↓↓↓

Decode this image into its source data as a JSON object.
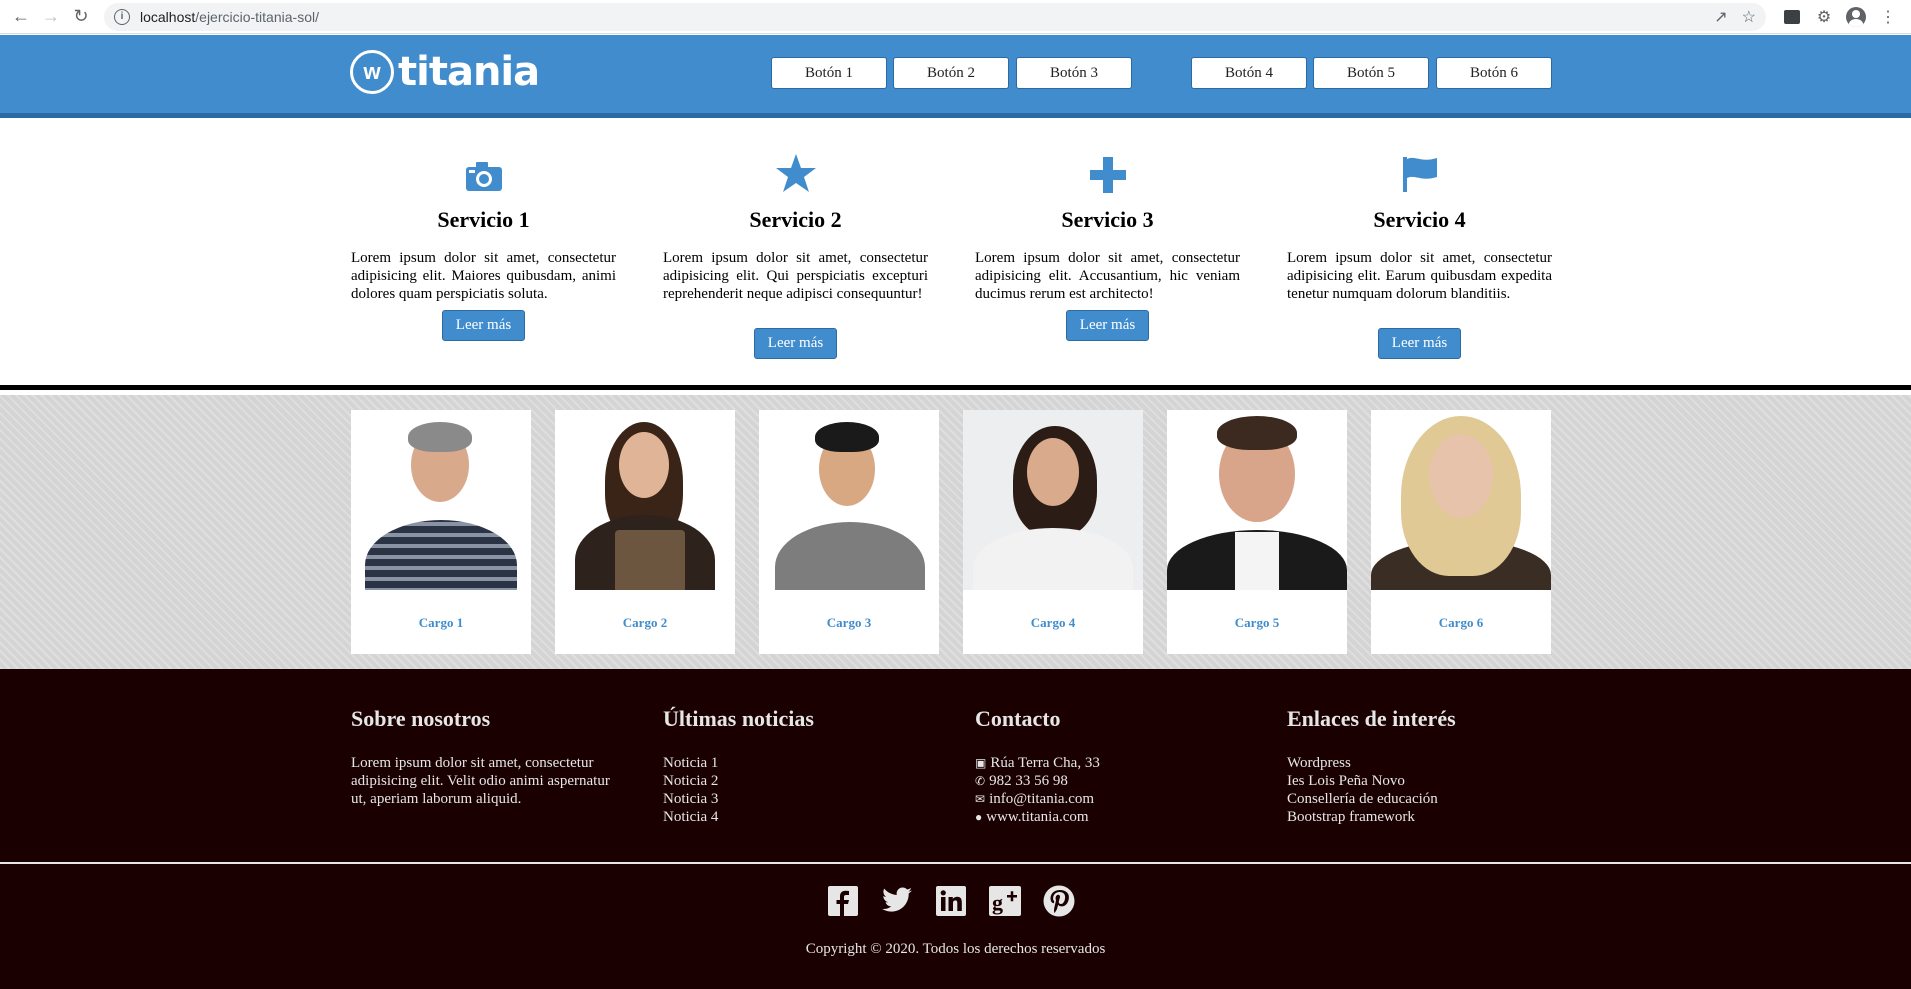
{
  "browser": {
    "url_host": "localhost",
    "url_path": "/ejercicio-titania-sol/"
  },
  "header": {
    "logo_text": "titania",
    "buttons": [
      "Botón 1",
      "Botón 2",
      "Botón 3",
      "Botón 4",
      "Botón 5",
      "Botón 6"
    ]
  },
  "services": [
    {
      "icon": "camera-icon",
      "title": "Servicio 1",
      "text": "Lorem ipsum dolor sit amet, consectetur adipisicing elit. Maiores quibusdam, animi dolores quam perspiciatis soluta.",
      "button": "Leer más"
    },
    {
      "icon": "star-icon",
      "title": "Servicio 2",
      "text": "Lorem ipsum dolor sit amet, consectetur adipisicing elit. Qui perspiciatis excepturi reprehenderit neque adipisci consequuntur!",
      "button": "Leer más"
    },
    {
      "icon": "plus-icon",
      "title": "Servicio 3",
      "text": "Lorem ipsum dolor sit amet, consectetur adipisicing elit. Accusantium, hic veniam ducimus rerum est architecto!",
      "button": "Leer más"
    },
    {
      "icon": "flag-icon",
      "title": "Servicio 4",
      "text": "Lorem ipsum dolor sit amet, consectetur adipisicing elit. Earum quibusdam expedita tenetur numquam dolorum blanditiis.",
      "button": "Leer más"
    }
  ],
  "team": [
    {
      "cargo": "Cargo 1"
    },
    {
      "cargo": "Cargo 2"
    },
    {
      "cargo": "Cargo 3"
    },
    {
      "cargo": "Cargo 4"
    },
    {
      "cargo": "Cargo 5"
    },
    {
      "cargo": "Cargo 6"
    }
  ],
  "footer": {
    "about": {
      "title": "Sobre nosotros",
      "text": "Lorem ipsum dolor sit amet, consectetur adipisicing elit. Velit odio animi aspernatur ut, aperiam laborum aliquid."
    },
    "news": {
      "title": "Últimas noticias",
      "items": [
        "Noticia 1",
        "Noticia 2",
        "Noticia 3",
        "Noticia 4"
      ]
    },
    "contact": {
      "title": "Contacto",
      "address": "Rúa Terra Cha, 33",
      "phone": "982 33 56 98",
      "email": "info@titania.com",
      "web": "www.titania.com"
    },
    "links": {
      "title": "Enlaces de interés",
      "items": [
        "Wordpress",
        "Ies Lois Peña Novo",
        "Consellería de educación",
        "Bootstrap framework"
      ]
    },
    "social": [
      "facebook-icon",
      "twitter-icon",
      "linkedin-icon",
      "googleplus-icon",
      "pinterest-icon"
    ],
    "copyright": "Copyright © 2020. Todos los derechos reservados"
  },
  "colors": {
    "brand_blue": "#418ccd",
    "footer_bg": "#1a0000"
  }
}
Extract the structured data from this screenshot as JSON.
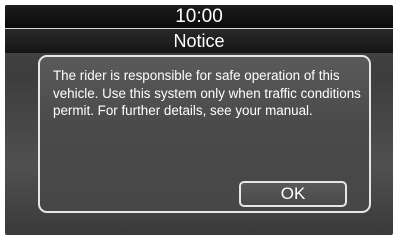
{
  "status_bar": {
    "clock": "10:00"
  },
  "dialog": {
    "title": "Notice",
    "message": "The rider is responsible for safe operation of this vehicle. Use this system only when traffic conditions permit. For further details, see your manual.",
    "ok_label": "OK"
  },
  "colors": {
    "background": "#444444",
    "header": "#111111",
    "text": "#ffffff",
    "border": "#e6e6e6"
  }
}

↑↑↑

_Your task_:
Quote exactly the lines from the line that contains "Extract the structured" through the last line of the listing, please, leaving out all pictures.

_Output_:
Extract the structured data from this screenshot as JSON.
{
  "status_bar": {
    "clock": "10:00"
  },
  "dialog": {
    "title": "Notice",
    "message": "The rider is responsible for safe operation of this vehicle. Use this system only when traffic conditions permit. For further details, see your manual.",
    "ok_label": "OK"
  },
  "colors": {
    "background": "#444444",
    "header": "#111111",
    "text": "#ffffff",
    "border": "#e6e6e6"
  }
}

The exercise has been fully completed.